↓
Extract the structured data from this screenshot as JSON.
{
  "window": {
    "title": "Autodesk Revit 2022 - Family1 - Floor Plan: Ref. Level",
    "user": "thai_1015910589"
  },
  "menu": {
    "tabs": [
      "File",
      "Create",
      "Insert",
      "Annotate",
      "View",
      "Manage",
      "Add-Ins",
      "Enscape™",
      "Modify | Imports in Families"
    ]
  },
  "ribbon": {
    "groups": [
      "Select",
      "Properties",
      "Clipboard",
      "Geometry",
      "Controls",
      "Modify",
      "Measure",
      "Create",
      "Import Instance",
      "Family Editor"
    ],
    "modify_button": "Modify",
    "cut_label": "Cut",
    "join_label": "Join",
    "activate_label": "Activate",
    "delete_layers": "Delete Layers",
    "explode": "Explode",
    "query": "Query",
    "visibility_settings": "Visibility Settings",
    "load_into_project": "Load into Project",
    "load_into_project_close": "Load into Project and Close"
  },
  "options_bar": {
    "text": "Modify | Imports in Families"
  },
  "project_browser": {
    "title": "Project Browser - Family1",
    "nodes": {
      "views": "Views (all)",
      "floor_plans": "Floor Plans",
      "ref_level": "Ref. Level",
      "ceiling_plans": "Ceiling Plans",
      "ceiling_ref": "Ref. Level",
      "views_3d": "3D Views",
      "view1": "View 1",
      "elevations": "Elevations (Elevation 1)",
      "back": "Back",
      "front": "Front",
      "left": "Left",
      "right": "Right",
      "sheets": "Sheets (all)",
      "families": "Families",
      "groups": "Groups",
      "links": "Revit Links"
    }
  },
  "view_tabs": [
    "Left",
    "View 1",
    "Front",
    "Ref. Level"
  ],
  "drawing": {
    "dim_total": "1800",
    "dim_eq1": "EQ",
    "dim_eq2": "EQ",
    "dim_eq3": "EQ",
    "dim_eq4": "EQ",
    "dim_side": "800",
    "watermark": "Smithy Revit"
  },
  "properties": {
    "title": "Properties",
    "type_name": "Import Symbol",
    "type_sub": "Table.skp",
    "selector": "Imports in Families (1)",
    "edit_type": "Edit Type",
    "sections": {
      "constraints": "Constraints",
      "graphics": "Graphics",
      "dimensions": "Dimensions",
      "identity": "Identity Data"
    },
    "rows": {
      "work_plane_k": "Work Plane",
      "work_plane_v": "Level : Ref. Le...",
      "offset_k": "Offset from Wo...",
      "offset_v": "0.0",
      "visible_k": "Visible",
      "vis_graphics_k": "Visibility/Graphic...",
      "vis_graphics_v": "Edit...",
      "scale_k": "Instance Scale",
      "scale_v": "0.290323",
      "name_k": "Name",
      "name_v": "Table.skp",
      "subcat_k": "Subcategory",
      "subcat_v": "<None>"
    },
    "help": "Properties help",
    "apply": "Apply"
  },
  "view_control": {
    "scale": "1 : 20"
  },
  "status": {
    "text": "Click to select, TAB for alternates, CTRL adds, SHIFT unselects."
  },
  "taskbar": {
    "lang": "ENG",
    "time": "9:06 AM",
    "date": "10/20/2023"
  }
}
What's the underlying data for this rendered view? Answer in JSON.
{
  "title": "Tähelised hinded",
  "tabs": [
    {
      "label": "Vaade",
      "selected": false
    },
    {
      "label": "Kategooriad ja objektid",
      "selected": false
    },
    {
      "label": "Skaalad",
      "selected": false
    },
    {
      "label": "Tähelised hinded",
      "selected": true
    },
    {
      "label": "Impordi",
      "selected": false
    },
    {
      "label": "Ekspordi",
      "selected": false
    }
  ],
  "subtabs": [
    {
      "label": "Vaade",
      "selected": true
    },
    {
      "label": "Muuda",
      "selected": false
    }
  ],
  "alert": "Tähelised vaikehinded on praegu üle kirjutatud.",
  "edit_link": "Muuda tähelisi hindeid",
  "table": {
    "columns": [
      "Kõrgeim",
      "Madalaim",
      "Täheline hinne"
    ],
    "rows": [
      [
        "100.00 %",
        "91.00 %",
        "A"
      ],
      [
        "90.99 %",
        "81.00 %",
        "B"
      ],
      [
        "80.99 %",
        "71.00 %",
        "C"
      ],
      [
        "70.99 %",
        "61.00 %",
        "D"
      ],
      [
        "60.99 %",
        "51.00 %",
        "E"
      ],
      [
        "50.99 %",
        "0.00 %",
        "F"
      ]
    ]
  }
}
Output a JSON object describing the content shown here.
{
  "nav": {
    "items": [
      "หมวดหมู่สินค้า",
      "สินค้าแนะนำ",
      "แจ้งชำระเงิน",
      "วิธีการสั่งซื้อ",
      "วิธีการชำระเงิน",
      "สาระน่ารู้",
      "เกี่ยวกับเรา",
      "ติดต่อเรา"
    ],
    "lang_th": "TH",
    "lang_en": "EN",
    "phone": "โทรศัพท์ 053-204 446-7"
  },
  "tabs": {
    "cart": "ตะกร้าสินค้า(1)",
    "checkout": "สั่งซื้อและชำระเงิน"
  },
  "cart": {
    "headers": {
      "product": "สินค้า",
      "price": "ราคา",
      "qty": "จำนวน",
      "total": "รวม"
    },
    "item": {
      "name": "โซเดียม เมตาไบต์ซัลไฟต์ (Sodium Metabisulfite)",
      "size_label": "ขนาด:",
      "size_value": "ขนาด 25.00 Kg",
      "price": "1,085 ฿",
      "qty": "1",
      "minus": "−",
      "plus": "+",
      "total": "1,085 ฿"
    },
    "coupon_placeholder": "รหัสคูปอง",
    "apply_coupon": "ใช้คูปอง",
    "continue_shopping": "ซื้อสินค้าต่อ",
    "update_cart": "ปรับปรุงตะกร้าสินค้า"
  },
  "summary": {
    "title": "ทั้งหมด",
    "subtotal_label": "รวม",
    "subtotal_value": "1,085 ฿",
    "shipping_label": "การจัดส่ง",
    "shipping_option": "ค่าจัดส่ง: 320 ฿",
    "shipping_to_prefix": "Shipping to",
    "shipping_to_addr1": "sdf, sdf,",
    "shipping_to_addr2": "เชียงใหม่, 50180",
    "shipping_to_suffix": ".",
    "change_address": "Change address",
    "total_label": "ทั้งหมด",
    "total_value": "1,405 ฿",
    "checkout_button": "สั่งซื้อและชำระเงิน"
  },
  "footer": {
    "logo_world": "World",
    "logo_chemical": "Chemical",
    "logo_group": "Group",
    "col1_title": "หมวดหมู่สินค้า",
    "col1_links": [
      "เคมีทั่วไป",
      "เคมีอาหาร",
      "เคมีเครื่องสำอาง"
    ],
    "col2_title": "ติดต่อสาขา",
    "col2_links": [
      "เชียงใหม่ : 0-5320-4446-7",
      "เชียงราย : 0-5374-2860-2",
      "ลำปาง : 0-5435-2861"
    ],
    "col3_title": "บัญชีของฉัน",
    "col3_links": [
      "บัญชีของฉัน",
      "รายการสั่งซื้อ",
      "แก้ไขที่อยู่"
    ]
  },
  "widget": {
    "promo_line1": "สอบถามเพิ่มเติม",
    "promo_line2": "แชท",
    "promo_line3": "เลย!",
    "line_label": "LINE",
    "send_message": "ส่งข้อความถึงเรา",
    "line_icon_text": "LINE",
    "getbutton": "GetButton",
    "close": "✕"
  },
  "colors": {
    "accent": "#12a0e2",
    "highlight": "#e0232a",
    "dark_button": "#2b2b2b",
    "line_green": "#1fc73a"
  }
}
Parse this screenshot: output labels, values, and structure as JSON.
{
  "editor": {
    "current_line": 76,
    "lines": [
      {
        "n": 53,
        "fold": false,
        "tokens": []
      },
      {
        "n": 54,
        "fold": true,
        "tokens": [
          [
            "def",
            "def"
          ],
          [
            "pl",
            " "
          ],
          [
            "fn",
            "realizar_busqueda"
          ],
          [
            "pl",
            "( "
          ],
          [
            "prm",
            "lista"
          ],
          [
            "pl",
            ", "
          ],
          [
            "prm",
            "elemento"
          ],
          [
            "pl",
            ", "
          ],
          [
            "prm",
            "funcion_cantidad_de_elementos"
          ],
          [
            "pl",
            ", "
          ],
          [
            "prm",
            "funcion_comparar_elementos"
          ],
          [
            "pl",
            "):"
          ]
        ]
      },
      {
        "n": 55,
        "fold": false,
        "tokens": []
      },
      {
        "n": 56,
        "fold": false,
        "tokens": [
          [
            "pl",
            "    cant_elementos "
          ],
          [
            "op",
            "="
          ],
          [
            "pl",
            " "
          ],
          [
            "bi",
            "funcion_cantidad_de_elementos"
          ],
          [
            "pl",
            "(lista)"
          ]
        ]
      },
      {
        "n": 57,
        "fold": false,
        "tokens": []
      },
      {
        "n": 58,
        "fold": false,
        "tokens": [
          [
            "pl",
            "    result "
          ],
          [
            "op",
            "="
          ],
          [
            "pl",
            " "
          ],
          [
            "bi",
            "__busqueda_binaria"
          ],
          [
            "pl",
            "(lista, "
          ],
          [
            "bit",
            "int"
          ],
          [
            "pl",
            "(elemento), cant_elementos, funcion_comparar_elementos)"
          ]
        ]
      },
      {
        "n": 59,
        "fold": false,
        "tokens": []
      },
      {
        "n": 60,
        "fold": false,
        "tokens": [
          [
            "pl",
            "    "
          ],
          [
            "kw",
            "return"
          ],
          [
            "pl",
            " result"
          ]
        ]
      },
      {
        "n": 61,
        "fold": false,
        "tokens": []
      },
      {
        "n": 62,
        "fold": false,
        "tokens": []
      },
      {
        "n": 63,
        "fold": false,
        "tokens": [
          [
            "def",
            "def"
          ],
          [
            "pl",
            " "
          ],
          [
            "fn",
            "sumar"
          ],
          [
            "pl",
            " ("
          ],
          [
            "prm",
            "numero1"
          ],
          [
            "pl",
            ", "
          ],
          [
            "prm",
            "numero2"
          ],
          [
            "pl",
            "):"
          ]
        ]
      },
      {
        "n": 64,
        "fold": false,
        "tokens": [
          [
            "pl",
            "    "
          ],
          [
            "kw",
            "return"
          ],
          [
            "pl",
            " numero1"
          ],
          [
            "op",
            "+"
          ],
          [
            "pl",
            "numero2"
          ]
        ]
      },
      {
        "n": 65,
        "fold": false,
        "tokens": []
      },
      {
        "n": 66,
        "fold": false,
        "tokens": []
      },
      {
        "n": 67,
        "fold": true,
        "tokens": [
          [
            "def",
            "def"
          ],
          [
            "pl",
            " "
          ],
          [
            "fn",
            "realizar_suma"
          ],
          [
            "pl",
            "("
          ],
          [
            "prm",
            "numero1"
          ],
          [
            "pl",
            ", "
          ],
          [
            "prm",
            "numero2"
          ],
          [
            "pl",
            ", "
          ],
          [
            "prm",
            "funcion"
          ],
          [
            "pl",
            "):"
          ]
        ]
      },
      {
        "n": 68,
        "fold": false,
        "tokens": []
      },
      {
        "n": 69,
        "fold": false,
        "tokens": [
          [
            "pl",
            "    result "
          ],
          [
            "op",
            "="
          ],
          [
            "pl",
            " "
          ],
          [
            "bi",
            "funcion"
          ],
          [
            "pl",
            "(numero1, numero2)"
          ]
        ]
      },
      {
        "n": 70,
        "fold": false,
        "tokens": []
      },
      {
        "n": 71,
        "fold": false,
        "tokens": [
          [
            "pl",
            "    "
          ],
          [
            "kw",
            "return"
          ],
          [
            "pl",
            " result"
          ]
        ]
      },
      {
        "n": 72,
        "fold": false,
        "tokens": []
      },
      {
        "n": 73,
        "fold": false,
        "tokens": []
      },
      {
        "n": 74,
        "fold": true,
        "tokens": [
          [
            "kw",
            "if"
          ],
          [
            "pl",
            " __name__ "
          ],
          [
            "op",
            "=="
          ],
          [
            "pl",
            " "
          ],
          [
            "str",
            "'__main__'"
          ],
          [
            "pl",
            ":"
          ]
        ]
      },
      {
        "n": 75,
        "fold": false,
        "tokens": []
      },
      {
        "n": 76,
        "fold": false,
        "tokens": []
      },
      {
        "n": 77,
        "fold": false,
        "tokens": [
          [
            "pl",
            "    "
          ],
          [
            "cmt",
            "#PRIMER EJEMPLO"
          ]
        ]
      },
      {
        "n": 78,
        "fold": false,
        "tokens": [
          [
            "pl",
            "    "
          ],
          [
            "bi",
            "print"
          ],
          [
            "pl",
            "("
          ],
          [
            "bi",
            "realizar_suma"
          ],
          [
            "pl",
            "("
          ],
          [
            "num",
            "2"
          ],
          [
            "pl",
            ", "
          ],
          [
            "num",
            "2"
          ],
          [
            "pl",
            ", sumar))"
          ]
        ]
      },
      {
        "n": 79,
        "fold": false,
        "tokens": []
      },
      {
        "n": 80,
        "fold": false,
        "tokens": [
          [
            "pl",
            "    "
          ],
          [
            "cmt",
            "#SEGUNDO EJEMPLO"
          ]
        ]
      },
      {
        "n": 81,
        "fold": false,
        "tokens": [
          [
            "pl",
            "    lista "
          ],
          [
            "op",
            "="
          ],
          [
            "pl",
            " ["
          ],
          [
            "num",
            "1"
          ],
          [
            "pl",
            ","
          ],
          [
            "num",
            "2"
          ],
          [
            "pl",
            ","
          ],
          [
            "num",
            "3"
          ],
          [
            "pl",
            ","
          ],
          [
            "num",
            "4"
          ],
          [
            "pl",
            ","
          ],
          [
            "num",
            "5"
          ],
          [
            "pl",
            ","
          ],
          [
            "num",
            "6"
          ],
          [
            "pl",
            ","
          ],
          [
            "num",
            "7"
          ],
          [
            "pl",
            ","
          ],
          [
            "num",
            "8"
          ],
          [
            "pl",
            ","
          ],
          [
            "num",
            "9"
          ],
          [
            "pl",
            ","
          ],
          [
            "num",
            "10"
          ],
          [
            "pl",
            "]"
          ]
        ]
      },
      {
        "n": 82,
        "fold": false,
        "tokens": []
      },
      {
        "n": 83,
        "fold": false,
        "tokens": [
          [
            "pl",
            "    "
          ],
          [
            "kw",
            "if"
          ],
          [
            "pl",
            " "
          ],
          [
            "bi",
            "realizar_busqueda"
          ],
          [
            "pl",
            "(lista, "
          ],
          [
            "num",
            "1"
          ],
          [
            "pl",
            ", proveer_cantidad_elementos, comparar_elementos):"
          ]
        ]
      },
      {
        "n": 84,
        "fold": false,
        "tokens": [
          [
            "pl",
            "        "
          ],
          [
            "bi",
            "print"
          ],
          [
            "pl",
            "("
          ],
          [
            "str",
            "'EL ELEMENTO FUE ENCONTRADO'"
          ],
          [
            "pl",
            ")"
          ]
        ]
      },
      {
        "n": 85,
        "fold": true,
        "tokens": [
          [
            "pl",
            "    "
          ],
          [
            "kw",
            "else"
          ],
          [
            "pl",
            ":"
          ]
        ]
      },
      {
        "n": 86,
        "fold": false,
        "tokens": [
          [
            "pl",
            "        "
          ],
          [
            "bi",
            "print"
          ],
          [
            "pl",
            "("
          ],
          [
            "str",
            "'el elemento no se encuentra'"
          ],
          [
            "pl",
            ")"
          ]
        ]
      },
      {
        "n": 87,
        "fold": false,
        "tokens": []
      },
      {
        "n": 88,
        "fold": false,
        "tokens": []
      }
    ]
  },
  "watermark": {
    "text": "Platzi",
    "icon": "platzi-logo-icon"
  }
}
↑
• What you need to do
Copy each line of the records that contains the word "ยงใหม".

• Solution below
    "shipping_to_addr2": "เชียงใหม่, 50180",
      "เชียงใหม่ : 0-5320-4446-7",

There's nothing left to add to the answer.